__TASK GOAL__
Among the entries that follow, how many lines contain the string "than"? Write the number alone.
##############################
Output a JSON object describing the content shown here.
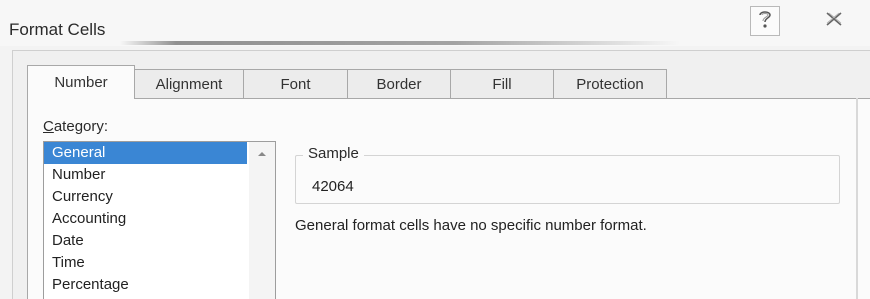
{
  "window": {
    "title": "Format Cells",
    "help_icon": "question-mark-icon",
    "close_icon": "close-x-icon"
  },
  "tabs": [
    {
      "label": "Number",
      "active": true
    },
    {
      "label": "Alignment",
      "active": false
    },
    {
      "label": "Font",
      "active": false
    },
    {
      "label": "Border",
      "active": false
    },
    {
      "label": "Fill",
      "active": false
    },
    {
      "label": "Protection",
      "active": false
    }
  ],
  "category": {
    "label_underlined": "C",
    "label_rest": "ategory:",
    "items": [
      "General",
      "Number",
      "Currency",
      "Accounting",
      "Date",
      "Time",
      "Percentage"
    ],
    "selected": "General"
  },
  "sample": {
    "legend": "Sample",
    "value": "42064"
  },
  "description": "General format cells have no specific number format.",
  "colors": {
    "selection": "#3a86d4",
    "panel": "#fbfbfb"
  }
}
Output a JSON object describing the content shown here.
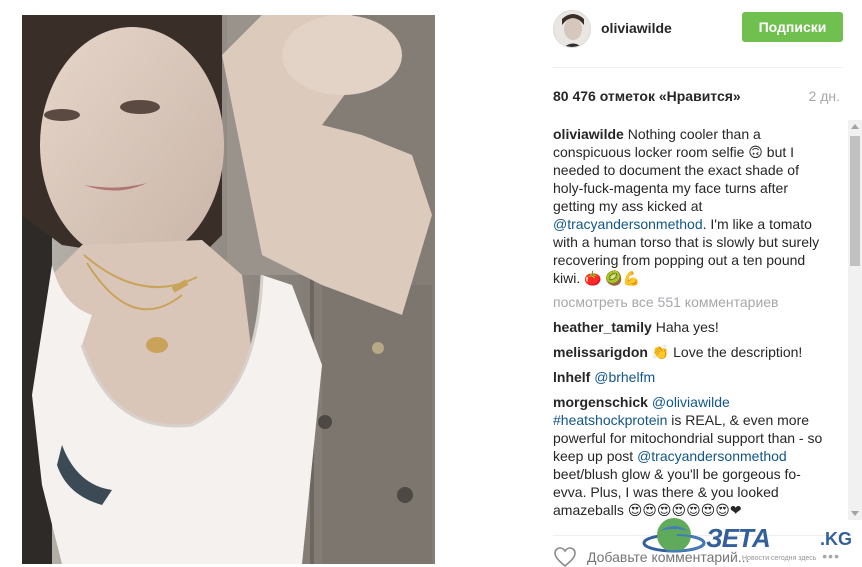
{
  "post": {
    "username": "oliviawilde",
    "follow_label": "Подписки",
    "likes": "80 476 отметок «Нравится»",
    "time_ago": "2 дн.",
    "caption": {
      "user": "oliviawilde",
      "text_before": "Nothing cooler than a conspicuous locker room selfie 🙃 but I needed to document the exact shade of holy-fuck-magenta my face turns after getting my ass kicked at ",
      "mention": "@tracyandersonmethod",
      "text_after": ". I'm like a tomato with a human torso that is slowly but surely recovering from popping out a ten pound kiwi. 🍅 🥝💪"
    },
    "view_all_comments": "посмотреть все 551 комментариев",
    "comments": [
      {
        "user": "heather_tamily",
        "text": "Haha yes!"
      },
      {
        "user": "melissarigdon",
        "text": "👏 Love the description!"
      },
      {
        "user": "lnhelf",
        "mention": "@brhelfm"
      },
      {
        "user": "morgenschick",
        "mention1": "@oliviawilde",
        "hashtag": "#heatshockprotein",
        "text1": " is REAL, & even more powerful for mitochondrial support than - so keep up post ",
        "mention2": "@tracyandersonmethod",
        "text2": " beet/blush glow & you'll be gorgeous fo-evva. Plus, I was there & you looked amazeballs 😍😍😍😍😍😍😍❤"
      }
    ],
    "add_comment_placeholder": "Добавьте комментарий...",
    "more_label": "•••"
  },
  "watermark": {
    "brand": "ЗЕТА",
    "domain": ".KG",
    "tagline": "Новости сегодня здесь"
  },
  "colors": {
    "follow_green": "#70c050",
    "mention_blue": "#125688",
    "muted_gray": "#a5a7aa"
  }
}
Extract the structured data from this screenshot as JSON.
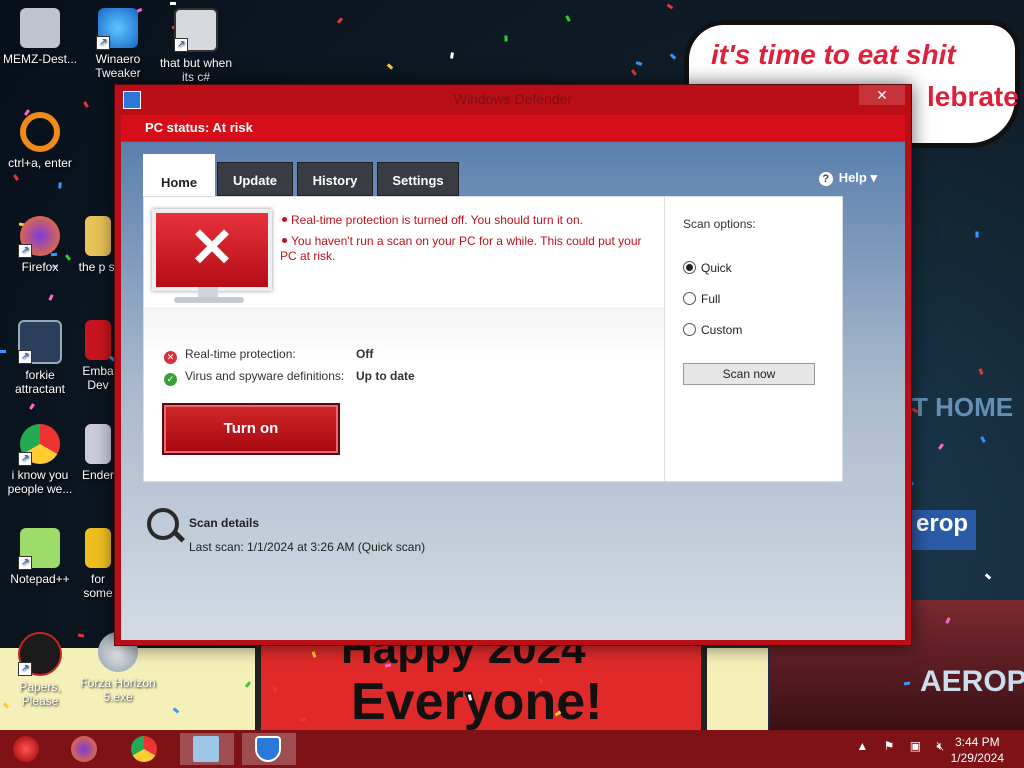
{
  "desktop": {
    "icons": [
      {
        "label": "MEMZ-Dest...",
        "icon": "recycle-bin-icon"
      },
      {
        "label": "Winaero Tweaker",
        "icon": "winaero-tweaker-icon"
      },
      {
        "label": "that but when its c#",
        "icon": "window-stack-icon"
      },
      {
        "label": "ctrl+a, enter",
        "icon": "ring-icon"
      },
      {
        "label": "Firefox",
        "icon": "firefox-icon"
      },
      {
        "label": "the p sl",
        "icon": "folder-icon"
      },
      {
        "label": "forkie attractant",
        "icon": "gear-monitor-icon"
      },
      {
        "label": "Emba Dev",
        "icon": "embarcadero-icon"
      },
      {
        "label": "i know you people we...",
        "icon": "chrome-icon"
      },
      {
        "label": "Ender",
        "icon": "ender-icon"
      },
      {
        "label": "Notepad++",
        "icon": "notepad-plus-plus-icon"
      },
      {
        "label": "for some",
        "icon": "app-icon"
      },
      {
        "label": "Papers, Please",
        "icon": "papers-please-icon"
      },
      {
        "label": "Forza Horizon 5.exe",
        "icon": "flash-icon"
      }
    ],
    "wallpaper_bubble_line1": "it's time to eat shit",
    "wallpaper_bubble_line2": "lebrate",
    "poster_line1": "Happy 2024",
    "poster_line2": "Everyone!",
    "side_sign_1": "T HOME",
    "side_sign_2": "erop",
    "side_sign_3": "AEROPOS"
  },
  "window": {
    "title": "Windows Defender",
    "close_label": "✕",
    "status": "PC status: At risk",
    "tabs": [
      "Home",
      "Update",
      "History",
      "Settings"
    ],
    "active_tab": "Home",
    "help_label": "Help ▾",
    "alerts": [
      "Real-time protection is turned off. You should turn it on.",
      "You haven't run a scan on your PC for a while. This could put your PC at risk."
    ],
    "rows": [
      {
        "label": "Real-time protection:",
        "value": "Off",
        "status": "bad"
      },
      {
        "label": "Virus and spyware definitions:",
        "value": "Up to date",
        "status": "good"
      }
    ],
    "turn_on_label": "Turn on",
    "scan_options_title": "Scan options:",
    "scan_options": [
      "Quick",
      "Full",
      "Custom"
    ],
    "selected_scan_option": "Quick",
    "scan_now_label": "Scan now",
    "scan_details_title": "Scan details",
    "last_scan": "Last scan:  1/1/2024 at 3:26 AM (Quick scan)"
  },
  "taskbar": {
    "apps": [
      "start-orb-icon",
      "firefox-icon",
      "chrome-icon",
      "control-panel-icon",
      "defender-icon"
    ],
    "active_app": "defender-icon",
    "clock_time": "3:44 PM",
    "clock_date": "1/29/2024",
    "colors": {
      "taskbar": "#7e1216",
      "accent_red": "#d60e1a"
    }
  }
}
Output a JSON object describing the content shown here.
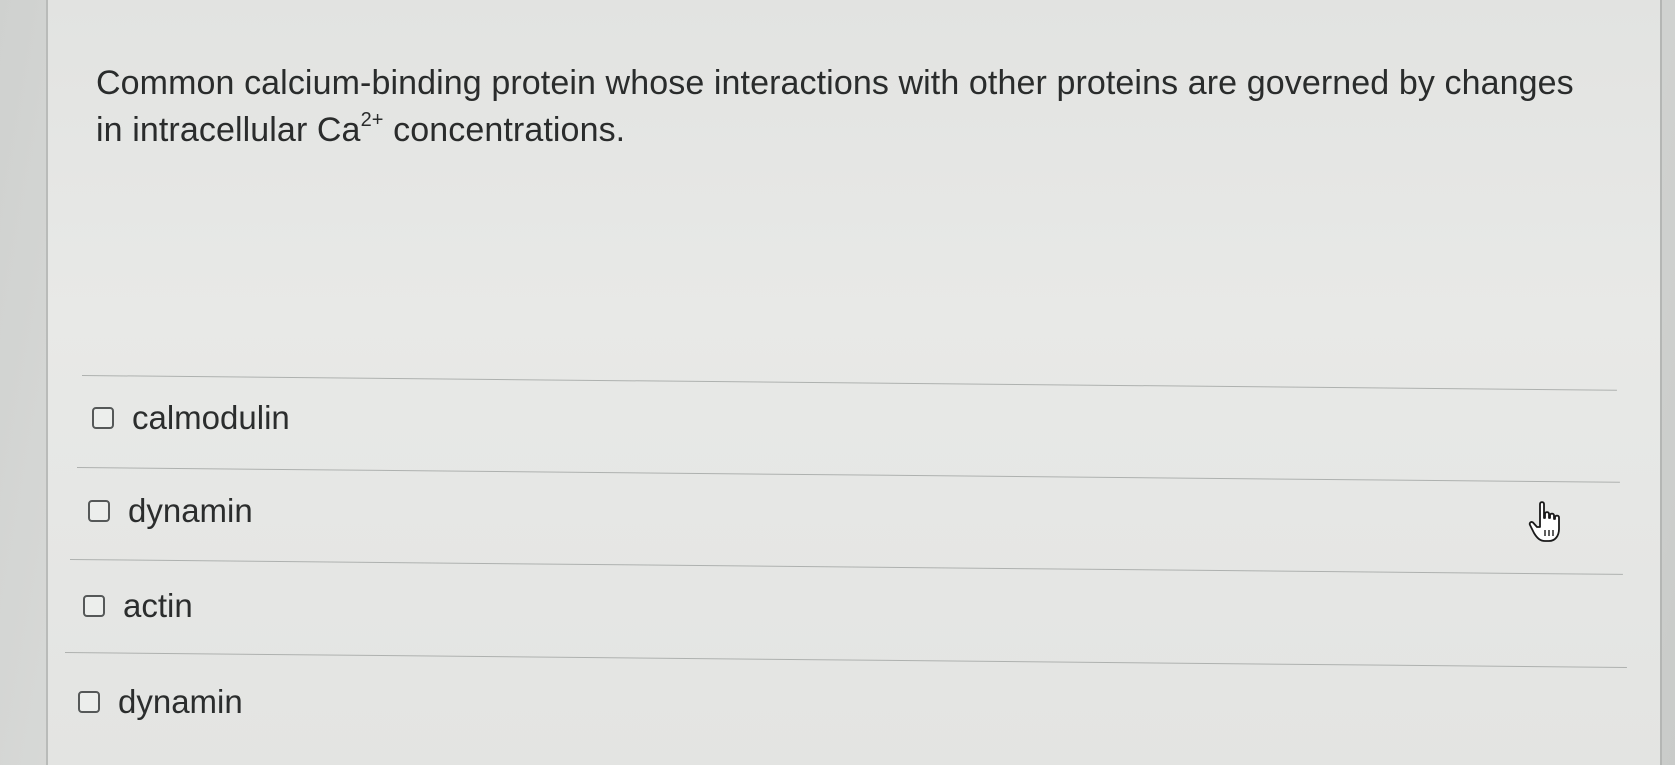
##############################
__REPLY__
2